- _Exercise objective_
Reproduce all entries word for word.

[Dataset entries]
------------------------------------

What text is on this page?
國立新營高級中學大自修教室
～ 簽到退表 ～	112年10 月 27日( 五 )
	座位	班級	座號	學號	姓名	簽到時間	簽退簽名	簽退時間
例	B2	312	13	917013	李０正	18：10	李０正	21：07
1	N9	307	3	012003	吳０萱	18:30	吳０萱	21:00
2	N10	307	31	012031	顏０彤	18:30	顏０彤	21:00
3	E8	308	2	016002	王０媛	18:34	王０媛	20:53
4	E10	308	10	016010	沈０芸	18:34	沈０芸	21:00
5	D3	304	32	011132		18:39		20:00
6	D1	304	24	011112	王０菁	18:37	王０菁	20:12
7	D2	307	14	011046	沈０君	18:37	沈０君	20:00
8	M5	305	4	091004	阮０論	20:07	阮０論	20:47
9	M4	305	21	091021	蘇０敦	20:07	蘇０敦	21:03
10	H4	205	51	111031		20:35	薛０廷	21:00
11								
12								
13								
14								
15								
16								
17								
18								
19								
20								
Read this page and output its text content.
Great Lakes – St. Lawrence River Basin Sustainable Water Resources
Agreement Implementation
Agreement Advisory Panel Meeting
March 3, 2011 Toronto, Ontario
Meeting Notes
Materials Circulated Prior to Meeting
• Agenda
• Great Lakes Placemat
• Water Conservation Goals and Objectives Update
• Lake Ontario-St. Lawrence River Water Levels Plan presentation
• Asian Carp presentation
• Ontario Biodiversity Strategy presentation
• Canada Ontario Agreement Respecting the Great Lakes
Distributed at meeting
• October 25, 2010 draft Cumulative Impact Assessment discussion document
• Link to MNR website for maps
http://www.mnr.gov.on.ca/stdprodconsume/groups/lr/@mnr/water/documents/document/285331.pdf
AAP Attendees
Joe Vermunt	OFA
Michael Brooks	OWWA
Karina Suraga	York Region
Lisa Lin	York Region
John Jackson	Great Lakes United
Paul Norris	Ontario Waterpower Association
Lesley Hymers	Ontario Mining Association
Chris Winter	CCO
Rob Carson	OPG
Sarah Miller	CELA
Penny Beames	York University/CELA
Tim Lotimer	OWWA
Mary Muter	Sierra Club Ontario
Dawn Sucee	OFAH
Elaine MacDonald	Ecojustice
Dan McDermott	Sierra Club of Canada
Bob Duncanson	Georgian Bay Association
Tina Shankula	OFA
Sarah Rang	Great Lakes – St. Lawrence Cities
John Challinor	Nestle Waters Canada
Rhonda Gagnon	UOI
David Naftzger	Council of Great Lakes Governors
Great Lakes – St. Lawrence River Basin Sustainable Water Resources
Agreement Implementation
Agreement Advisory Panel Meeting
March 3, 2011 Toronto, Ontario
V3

------------------------------------

- _Solution to the problem_
What text is on this page?
國立新營高級中學大自修教室
～ 簽到退表 ～	112年10 月 27日( 五 )
	座位	班級	座號	學號	姓名	簽到時間	簽退簽名	簽退時間
例	B2	312	13	917013	李０正	18：10	李０正	21：07
1	N9	307	3	012003	吳０萱	18:30	吳０萱	21:00
2	N10	307	31	012031	顏０彤	18:30	顏０彤	21:00
3	E8	308	2	016002	王０媛	18:34	王０媛	20:53
4	E10	308	10	016010	沈０芸	18:34	沈０芸	21:00
5	D3	304	32	011132		18:39		20:00
6	D1	304	24	011112	王０菁	18:37	王０菁	20:12
7	D2	307	14	011046	沈０君	18:37	沈０君	20:00
8	M5	305	4	091004	阮０論	20:07	阮０論	20:47
9	M4	305	21	091021	蘇０敦	20:07	蘇０敦	21:03
10	H4	205	51	111031		20:35	薛０廷	21:00
11								
12								
13								
14								
15								
16								
17								
18								
19								
20								
Read this page and output its text content.
Great Lakes – St. Lawrence River Basin Sustainable Water Resources
Agreement Implementation
Agreement Advisory Panel Meeting
March 3, 2011 Toronto, Ontario
Meeting Notes
Materials Circulated Prior to Meeting
• Agenda
• Great Lakes Placemat
• Water Conservation Goals and Objectives Update
• Lake Ontario-St. Lawrence River Water Levels Plan presentation
• Asian Carp presentation
• Ontario Biodiversity Strategy presentation
• Canada Ontario Agreement Respecting the Great Lakes
Distributed at meeting
• October 25, 2010 draft Cumulative Impact Assessment discussion document
• Link to MNR website for maps
http://www.mnr.gov.on.ca/stdprodconsume/groups/lr/@mnr/water/documents/document/285331.pdf
AAP Attendees
Joe Vermunt	OFA
Michael Brooks	OWWA
Karina Suraga	York Region
Lisa Lin	York Region
John Jackson	Great Lakes United
Paul Norris	Ontario Waterpower Association
Lesley Hymers	Ontario Mining Association
Chris Winter	CCO
Rob Carson	OPG
Sarah Miller	CELA
Penny Beames	York University/CELA
Tim Lotimer	OWWA
Mary Muter	Sierra Club Ontario
Dawn Sucee	OFAH
Elaine MacDonald	Ecojustice
Dan McDermott	Sierra Club of Canada
Bob Duncanson	Georgian Bay Association
Tina Shankula	OFA
Sarah Rang	Great Lakes – St. Lawrence Cities
John Challinor	Nestle Waters Canada
Rhonda Gagnon	UOI
David Naftzger	Council of Great Lakes Governors
Great Lakes – St. Lawrence River Basin Sustainable Water Resources
Agreement Implementation
Agreement Advisory Panel Meeting
March 3, 2011 Toronto, Ontario
V3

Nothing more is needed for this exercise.